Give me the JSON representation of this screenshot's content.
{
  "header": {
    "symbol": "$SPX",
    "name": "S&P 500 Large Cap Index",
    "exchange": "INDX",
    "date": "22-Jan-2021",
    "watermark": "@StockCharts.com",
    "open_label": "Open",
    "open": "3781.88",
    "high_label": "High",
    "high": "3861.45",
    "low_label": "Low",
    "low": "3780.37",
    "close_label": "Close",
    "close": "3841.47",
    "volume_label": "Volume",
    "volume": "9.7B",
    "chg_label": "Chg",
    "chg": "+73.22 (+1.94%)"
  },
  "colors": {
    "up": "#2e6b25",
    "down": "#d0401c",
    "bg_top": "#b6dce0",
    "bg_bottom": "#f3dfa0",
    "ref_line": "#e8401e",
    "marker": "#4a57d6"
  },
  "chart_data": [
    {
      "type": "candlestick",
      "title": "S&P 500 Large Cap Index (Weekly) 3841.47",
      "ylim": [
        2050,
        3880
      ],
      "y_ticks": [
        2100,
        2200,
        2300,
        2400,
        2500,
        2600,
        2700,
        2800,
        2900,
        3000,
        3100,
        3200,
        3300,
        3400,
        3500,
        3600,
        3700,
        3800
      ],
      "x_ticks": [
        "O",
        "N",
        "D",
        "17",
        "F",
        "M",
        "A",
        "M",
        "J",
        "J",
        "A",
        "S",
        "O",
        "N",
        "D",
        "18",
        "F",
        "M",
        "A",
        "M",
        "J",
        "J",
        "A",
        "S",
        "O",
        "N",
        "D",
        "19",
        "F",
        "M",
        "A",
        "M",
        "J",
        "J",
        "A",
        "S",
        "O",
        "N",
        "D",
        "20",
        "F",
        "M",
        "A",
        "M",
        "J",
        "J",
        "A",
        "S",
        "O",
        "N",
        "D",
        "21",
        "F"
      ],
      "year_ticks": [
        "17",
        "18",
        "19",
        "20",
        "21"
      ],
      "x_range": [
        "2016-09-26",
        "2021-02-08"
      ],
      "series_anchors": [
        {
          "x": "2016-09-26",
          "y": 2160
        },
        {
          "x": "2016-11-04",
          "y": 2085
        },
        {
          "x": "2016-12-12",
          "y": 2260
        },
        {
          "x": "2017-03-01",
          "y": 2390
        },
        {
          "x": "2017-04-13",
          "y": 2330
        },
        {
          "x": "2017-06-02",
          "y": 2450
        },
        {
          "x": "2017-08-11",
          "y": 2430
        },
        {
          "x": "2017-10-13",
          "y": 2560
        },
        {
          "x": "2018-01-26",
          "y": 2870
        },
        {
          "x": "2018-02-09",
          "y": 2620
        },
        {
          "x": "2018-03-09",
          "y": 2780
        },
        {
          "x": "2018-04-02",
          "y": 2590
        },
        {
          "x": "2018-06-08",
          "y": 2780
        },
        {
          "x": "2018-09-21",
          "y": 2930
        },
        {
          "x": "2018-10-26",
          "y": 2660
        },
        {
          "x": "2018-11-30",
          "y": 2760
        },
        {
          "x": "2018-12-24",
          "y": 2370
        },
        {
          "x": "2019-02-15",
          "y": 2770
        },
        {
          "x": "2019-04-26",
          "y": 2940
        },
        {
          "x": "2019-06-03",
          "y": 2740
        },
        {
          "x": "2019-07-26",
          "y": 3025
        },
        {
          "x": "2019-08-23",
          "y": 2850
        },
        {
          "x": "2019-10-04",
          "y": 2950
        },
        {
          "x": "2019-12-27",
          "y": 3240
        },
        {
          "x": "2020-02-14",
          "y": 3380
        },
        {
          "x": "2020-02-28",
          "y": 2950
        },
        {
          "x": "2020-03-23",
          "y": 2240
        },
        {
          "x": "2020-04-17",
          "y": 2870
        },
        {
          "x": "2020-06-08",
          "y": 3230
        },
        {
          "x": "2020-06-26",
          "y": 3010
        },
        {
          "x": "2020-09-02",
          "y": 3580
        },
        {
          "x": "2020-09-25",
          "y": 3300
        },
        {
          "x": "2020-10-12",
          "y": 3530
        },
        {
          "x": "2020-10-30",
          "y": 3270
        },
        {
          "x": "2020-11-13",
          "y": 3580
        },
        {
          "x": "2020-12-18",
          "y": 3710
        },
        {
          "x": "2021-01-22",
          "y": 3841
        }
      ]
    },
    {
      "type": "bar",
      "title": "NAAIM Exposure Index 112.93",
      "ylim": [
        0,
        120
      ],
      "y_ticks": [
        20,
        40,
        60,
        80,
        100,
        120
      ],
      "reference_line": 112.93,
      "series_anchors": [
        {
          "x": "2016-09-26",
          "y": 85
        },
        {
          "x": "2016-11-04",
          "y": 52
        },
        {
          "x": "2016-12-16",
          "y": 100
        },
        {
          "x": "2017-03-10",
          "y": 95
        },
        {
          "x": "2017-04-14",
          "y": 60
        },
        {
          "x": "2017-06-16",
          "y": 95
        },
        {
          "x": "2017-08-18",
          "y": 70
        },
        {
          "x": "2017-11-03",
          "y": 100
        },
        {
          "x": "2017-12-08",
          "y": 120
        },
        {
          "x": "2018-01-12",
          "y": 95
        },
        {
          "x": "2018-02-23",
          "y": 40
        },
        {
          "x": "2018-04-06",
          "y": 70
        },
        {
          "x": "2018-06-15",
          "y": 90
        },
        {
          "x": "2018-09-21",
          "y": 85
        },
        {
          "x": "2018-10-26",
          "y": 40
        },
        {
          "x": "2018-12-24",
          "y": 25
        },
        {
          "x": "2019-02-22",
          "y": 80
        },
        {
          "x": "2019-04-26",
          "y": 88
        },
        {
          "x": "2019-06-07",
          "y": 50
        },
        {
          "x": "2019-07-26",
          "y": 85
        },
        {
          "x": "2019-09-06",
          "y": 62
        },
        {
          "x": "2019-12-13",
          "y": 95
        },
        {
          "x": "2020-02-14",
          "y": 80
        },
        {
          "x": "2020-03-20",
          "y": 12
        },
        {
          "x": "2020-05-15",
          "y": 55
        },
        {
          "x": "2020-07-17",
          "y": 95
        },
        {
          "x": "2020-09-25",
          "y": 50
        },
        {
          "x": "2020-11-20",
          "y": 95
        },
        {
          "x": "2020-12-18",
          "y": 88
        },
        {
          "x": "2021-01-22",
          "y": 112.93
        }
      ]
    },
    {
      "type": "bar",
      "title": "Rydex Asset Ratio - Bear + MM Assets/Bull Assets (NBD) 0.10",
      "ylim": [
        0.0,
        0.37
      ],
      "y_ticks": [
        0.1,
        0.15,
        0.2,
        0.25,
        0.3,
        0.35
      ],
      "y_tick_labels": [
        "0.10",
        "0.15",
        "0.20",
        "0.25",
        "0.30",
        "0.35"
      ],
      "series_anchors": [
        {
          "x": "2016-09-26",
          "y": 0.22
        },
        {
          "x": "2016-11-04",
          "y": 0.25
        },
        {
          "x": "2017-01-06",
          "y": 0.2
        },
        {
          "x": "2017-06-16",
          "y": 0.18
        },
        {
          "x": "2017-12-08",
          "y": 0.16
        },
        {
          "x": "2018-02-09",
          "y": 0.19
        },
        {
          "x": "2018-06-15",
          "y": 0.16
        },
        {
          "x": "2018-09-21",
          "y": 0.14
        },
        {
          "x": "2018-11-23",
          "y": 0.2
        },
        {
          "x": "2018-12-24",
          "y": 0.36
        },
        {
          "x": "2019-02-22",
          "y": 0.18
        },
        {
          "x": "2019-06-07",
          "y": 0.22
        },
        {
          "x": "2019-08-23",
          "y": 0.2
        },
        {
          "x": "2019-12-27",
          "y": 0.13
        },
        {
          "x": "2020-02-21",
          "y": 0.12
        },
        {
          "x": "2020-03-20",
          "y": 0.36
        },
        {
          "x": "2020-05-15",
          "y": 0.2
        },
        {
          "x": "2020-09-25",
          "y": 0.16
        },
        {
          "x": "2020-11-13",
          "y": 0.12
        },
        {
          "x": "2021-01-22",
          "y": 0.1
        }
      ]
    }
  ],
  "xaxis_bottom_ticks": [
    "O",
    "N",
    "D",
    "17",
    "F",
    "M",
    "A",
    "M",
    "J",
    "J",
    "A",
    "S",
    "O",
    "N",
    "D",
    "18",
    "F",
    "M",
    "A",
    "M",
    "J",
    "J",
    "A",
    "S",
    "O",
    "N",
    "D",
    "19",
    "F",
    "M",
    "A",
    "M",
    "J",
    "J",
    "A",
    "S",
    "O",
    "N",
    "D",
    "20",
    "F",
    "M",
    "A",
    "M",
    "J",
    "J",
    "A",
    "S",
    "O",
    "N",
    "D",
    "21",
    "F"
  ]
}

------

Where a line of the entries contains the word "Large", copy that line.

**Task output:**
    "name": "S&P 500 Large Cap Index",
      "title": "S&P 500 Large Cap Index (Weekly) 3841.47",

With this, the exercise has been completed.